— Start of Excerpted records —
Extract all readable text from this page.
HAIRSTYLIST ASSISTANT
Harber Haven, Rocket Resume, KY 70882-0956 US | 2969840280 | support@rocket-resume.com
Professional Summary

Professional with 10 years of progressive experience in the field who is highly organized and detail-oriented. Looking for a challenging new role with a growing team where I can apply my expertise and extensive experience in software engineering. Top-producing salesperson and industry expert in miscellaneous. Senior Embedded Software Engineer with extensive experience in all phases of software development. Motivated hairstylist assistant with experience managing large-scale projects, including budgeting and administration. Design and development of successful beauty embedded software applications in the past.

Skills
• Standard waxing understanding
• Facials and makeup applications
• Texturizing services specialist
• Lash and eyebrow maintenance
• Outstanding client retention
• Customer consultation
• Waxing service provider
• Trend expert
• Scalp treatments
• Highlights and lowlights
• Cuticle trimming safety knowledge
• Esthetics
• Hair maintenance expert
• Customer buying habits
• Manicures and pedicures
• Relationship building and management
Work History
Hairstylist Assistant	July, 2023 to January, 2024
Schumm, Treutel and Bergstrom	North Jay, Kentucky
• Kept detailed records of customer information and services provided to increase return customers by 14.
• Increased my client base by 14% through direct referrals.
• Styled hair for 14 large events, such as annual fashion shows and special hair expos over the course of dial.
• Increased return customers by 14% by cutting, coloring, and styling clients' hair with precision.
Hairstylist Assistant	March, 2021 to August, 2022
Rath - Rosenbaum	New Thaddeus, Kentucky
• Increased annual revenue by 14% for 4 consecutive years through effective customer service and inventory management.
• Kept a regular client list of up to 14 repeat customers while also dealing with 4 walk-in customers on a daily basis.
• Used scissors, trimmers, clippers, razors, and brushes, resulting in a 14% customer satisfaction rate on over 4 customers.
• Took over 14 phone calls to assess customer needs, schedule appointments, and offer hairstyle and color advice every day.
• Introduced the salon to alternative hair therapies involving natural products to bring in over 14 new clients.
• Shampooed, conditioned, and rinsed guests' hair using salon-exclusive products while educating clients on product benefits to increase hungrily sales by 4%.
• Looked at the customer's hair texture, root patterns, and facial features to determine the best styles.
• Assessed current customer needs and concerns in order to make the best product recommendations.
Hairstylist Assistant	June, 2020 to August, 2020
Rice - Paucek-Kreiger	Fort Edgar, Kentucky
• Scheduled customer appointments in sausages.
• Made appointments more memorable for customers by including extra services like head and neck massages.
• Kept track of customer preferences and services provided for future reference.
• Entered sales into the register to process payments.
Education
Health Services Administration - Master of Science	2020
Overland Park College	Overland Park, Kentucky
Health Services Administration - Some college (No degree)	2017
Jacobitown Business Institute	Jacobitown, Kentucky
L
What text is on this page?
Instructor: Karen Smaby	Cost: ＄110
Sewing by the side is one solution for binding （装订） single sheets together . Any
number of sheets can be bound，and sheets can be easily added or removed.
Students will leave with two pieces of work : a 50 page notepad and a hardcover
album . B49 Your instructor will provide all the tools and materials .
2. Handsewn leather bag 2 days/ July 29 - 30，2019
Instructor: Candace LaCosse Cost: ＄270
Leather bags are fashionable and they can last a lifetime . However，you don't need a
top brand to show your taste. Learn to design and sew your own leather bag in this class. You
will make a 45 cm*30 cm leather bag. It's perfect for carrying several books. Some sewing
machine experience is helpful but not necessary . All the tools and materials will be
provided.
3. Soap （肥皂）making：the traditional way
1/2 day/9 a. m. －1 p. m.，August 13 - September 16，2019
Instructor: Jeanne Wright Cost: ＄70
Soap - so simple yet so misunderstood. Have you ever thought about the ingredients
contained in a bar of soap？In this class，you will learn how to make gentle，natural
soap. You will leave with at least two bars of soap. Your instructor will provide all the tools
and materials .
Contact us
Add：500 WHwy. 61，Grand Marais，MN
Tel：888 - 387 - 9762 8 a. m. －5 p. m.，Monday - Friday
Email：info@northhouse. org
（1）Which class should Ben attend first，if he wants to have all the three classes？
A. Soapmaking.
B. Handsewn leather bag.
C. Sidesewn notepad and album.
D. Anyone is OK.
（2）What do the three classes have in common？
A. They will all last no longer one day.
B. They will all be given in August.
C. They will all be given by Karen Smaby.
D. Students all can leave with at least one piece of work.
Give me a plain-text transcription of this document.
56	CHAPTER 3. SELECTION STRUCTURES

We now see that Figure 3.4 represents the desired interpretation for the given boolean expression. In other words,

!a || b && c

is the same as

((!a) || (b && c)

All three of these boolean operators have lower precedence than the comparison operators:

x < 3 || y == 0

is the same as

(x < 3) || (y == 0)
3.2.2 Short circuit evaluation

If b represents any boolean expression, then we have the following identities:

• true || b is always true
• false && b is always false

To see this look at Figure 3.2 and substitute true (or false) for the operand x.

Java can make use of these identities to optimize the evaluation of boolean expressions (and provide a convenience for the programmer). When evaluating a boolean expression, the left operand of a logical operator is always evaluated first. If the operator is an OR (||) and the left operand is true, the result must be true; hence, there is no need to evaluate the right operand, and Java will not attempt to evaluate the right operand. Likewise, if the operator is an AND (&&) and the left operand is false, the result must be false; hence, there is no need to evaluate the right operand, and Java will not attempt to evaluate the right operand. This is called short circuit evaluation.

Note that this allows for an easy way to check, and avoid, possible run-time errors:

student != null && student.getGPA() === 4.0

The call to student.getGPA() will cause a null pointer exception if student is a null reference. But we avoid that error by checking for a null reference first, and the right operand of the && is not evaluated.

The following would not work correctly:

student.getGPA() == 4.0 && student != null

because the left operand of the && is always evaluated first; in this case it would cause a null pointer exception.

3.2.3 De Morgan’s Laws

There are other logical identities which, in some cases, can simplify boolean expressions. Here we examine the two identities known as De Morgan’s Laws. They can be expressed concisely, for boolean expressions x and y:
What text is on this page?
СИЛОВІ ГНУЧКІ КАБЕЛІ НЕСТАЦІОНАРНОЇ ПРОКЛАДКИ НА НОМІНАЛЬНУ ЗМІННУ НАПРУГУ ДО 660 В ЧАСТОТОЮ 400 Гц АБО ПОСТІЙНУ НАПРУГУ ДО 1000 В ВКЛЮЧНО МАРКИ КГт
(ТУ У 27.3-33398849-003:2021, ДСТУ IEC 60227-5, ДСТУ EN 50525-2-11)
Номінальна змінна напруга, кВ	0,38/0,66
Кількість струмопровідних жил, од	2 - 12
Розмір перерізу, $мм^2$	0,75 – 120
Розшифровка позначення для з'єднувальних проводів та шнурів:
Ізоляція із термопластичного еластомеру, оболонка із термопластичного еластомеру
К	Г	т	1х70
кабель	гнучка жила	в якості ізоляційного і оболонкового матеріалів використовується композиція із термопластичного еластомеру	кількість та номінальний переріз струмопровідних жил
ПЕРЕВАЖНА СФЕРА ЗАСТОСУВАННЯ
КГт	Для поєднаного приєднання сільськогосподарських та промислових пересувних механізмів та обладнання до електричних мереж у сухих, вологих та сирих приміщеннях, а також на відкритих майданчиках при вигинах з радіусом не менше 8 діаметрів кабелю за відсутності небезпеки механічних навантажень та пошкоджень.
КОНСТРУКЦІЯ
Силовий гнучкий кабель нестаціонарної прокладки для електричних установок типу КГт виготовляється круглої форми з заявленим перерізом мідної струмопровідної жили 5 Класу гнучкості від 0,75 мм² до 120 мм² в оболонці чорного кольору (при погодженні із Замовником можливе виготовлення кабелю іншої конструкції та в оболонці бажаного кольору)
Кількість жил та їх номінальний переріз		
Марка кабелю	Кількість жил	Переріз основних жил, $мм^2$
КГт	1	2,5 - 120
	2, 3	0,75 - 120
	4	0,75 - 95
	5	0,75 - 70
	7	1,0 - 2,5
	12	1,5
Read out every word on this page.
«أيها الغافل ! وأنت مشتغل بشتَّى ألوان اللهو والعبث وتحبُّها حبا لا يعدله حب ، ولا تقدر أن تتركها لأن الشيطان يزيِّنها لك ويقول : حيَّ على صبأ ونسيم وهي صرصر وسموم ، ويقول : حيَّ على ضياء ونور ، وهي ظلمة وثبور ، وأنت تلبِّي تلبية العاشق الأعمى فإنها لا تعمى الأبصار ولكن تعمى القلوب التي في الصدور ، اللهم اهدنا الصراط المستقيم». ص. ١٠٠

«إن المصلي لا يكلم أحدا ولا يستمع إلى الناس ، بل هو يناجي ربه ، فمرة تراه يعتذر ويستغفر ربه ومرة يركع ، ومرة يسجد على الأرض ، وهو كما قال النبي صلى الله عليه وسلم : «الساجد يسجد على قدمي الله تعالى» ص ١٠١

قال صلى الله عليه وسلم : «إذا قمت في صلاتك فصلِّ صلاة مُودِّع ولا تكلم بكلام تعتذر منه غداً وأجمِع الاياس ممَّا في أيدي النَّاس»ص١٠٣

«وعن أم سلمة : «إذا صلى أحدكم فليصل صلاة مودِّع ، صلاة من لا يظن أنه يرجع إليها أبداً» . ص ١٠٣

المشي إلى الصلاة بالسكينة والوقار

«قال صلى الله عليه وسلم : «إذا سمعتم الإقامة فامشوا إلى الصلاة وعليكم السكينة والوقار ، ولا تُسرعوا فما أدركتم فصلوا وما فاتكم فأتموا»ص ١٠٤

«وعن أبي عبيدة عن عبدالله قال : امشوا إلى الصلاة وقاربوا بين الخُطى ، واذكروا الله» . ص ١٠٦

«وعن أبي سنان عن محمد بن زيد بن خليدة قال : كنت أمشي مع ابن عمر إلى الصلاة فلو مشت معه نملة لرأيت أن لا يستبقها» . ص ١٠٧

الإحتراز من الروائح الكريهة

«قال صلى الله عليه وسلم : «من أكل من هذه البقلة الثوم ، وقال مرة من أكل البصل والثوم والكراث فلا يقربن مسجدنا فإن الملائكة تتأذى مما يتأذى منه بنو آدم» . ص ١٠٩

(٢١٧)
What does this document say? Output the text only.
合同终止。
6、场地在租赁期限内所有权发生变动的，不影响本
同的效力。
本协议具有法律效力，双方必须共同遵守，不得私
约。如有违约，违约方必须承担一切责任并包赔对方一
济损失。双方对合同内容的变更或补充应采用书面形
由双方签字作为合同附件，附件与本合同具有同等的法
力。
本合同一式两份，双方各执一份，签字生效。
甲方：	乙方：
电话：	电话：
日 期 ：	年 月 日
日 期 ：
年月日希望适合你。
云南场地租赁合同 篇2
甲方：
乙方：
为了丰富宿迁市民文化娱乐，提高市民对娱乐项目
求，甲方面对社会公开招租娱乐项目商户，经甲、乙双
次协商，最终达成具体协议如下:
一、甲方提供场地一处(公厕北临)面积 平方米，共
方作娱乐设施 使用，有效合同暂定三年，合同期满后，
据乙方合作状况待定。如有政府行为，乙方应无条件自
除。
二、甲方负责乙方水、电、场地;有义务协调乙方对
— End of Excerpted records —
▶ **What this task involves**
Go through the material and copy out every line with "кабель" in it.

▶ **Exercise result**
кабель	гнучка жила	в якості ізоляційного і оболонкового матеріалів використовується композиція із термопластичного еластомеру	кількість та номінальний переріз струмопровідних жил
Силовий гнучкий кабель нестаціонарної прокладки для електричних установок типу КГт виготовляється круглої форми з заявленим перерізом мідної струмопровідної жили 5 Класу гнучкості від 0,75 мм² до 120 мм² в оболонці чорного кольору (при погодженні із Замовником можливе виготовлення кабелю іншої конструкції та в оболонці бажаного кольору)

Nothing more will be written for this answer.